(Exercise directions) Please transcribe the data below exactly. Leave the pictures out.

Extracts from a graphics dataset
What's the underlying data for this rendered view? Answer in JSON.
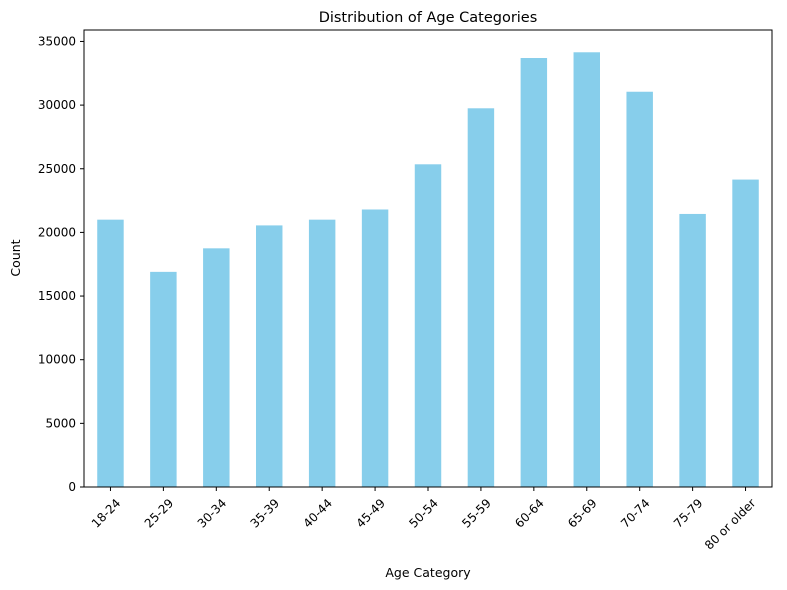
{
  "chart_data": {
    "type": "bar",
    "title": "Distribution of Age Categories",
    "xlabel": "Age Category",
    "ylabel": "Count",
    "categories": [
      "18-24",
      "25-29",
      "30-34",
      "35-39",
      "40-44",
      "45-49",
      "50-54",
      "55-59",
      "60-64",
      "65-69",
      "70-74",
      "75-79",
      "80 or older"
    ],
    "values": [
      21000,
      16900,
      18750,
      20550,
      21000,
      21800,
      25350,
      29750,
      33700,
      34150,
      31050,
      21450,
      24150
    ],
    "ylim": [
      0,
      35900
    ],
    "yticks": [
      "0",
      "5000",
      "10000",
      "15000",
      "20000",
      "25000",
      "30000",
      "35000"
    ],
    "ytick_values": [
      0,
      5000,
      10000,
      15000,
      20000,
      25000,
      30000,
      35000
    ],
    "bar_color": "#87ceeb",
    "grid": false,
    "legend": "none"
  }
}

(The answer)
What's the underlying data for this rendered view? Answer in JSON.
{
  "chart_data": {
    "type": "bar",
    "title": "Distribution of Age Categories",
    "xlabel": "Age Category",
    "ylabel": "Count",
    "categories": [
      "18-24",
      "25-29",
      "30-34",
      "35-39",
      "40-44",
      "45-49",
      "50-54",
      "55-59",
      "60-64",
      "65-69",
      "70-74",
      "75-79",
      "80 or older"
    ],
    "values": [
      21000,
      16900,
      18750,
      20550,
      21000,
      21800,
      25350,
      29750,
      33700,
      34150,
      31050,
      21450,
      24150
    ],
    "ylim": [
      0,
      35900
    ],
    "yticks": [
      "0",
      "5000",
      "10000",
      "15000",
      "20000",
      "25000",
      "30000",
      "35000"
    ],
    "ytick_values": [
      0,
      5000,
      10000,
      15000,
      20000,
      25000,
      30000,
      35000
    ],
    "bar_color": "#87ceeb",
    "grid": false,
    "legend": "none"
  }
}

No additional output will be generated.